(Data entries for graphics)
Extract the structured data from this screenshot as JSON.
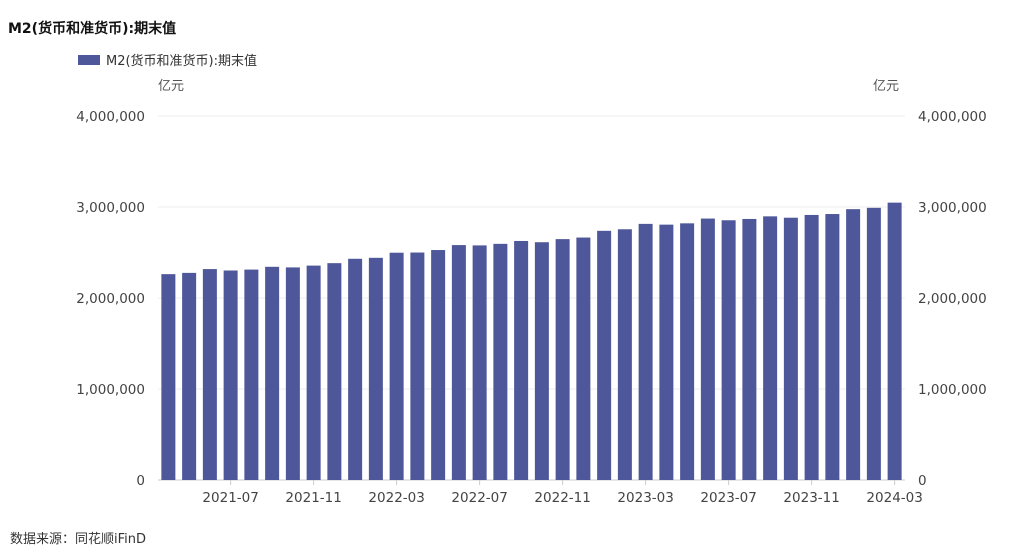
{
  "chart_data": {
    "type": "bar",
    "title": "M2(货币和准货币):期末值",
    "legend": [
      "M2(货币和准货币):期末值"
    ],
    "legend_position": "top-left",
    "unit_left": "亿元",
    "unit_right": "亿元",
    "ylim": [
      0,
      4000000
    ],
    "yticks": [
      "0",
      "1,000,000",
      "2,000,000",
      "3,000,000",
      "4,000,000"
    ],
    "grid": true,
    "color": "#4e5799",
    "xtick_labels": [
      "2021-07",
      "2021-11",
      "2022-03",
      "2022-07",
      "2022-11",
      "2023-03",
      "2023-07",
      "2023-11",
      "2024-03"
    ],
    "categories": [
      "2021-04",
      "2021-05",
      "2021-06",
      "2021-07",
      "2021-08",
      "2021-09",
      "2021-10",
      "2021-11",
      "2021-12",
      "2022-01",
      "2022-02",
      "2022-03",
      "2022-04",
      "2022-05",
      "2022-06",
      "2022-07",
      "2022-08",
      "2022-09",
      "2022-10",
      "2022-11",
      "2022-12",
      "2023-01",
      "2023-02",
      "2023-03",
      "2023-04",
      "2023-05",
      "2023-06",
      "2023-07",
      "2023-08",
      "2023-09",
      "2023-10",
      "2023-11",
      "2023-12",
      "2024-01",
      "2024-02",
      "2024-03"
    ],
    "values": [
      2262100,
      2276000,
      2317800,
      2302200,
      2312300,
      2342800,
      2336200,
      2356000,
      2382900,
      2431000,
      2441500,
      2497700,
      2499600,
      2527000,
      2581500,
      2578100,
      2595100,
      2626700,
      2612900,
      2647000,
      2664300,
      2738100,
      2755300,
      2814600,
      2806200,
      2820500,
      2873000,
      2854200,
      2868600,
      2897200,
      2882300,
      2912700,
      2922700,
      2976200,
      2991000,
      3047900
    ]
  },
  "source": "数据来源：同花顺iFinD"
}
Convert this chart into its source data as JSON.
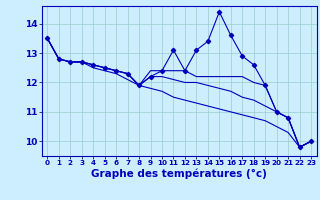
{
  "xlabel": "Graphe des températures (°c)",
  "background_color": "#cceeff",
  "line_color": "#0000bb",
  "grid_color": "#99cccc",
  "xlim": [
    -0.5,
    23.5
  ],
  "ylim": [
    9.5,
    14.6
  ],
  "yticks": [
    10,
    11,
    12,
    13,
    14
  ],
  "xticks": [
    0,
    1,
    2,
    3,
    4,
    5,
    6,
    7,
    8,
    9,
    10,
    11,
    12,
    13,
    14,
    15,
    16,
    17,
    18,
    19,
    20,
    21,
    22,
    23
  ],
  "series": {
    "main": [
      13.5,
      12.8,
      12.7,
      12.7,
      12.6,
      12.5,
      12.4,
      12.3,
      11.9,
      12.2,
      12.4,
      13.1,
      12.4,
      13.1,
      13.4,
      14.4,
      13.6,
      12.9,
      12.6,
      11.9,
      11.0,
      10.8,
      9.8,
      10.0
    ],
    "line2": [
      13.5,
      12.8,
      12.7,
      12.7,
      12.6,
      12.5,
      12.4,
      12.3,
      11.9,
      12.4,
      12.4,
      12.4,
      12.4,
      12.2,
      12.2,
      12.2,
      12.2,
      12.2,
      12.0,
      11.9,
      11.0,
      10.8,
      9.8,
      10.0
    ],
    "line3": [
      13.5,
      12.8,
      12.7,
      12.7,
      12.6,
      12.5,
      12.4,
      12.3,
      11.9,
      12.2,
      12.2,
      12.1,
      12.0,
      12.0,
      11.9,
      11.8,
      11.7,
      11.5,
      11.4,
      11.2,
      11.0,
      10.8,
      9.8,
      10.0
    ],
    "line4": [
      13.5,
      12.8,
      12.7,
      12.7,
      12.5,
      12.4,
      12.3,
      12.1,
      11.9,
      11.8,
      11.7,
      11.5,
      11.4,
      11.3,
      11.2,
      11.1,
      11.0,
      10.9,
      10.8,
      10.7,
      10.5,
      10.3,
      9.8,
      10.0
    ]
  },
  "ylabel_fontsize": 6.0,
  "xlabel_fontsize": 7.5,
  "xtick_fontsize": 5.2,
  "ytick_fontsize": 6.5
}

Job: Scan the material above. Return every line containing the string "JSON".

Full answer:
Extract the structured data from this screenshot as JSON.
Convert this chart into its source data as JSON.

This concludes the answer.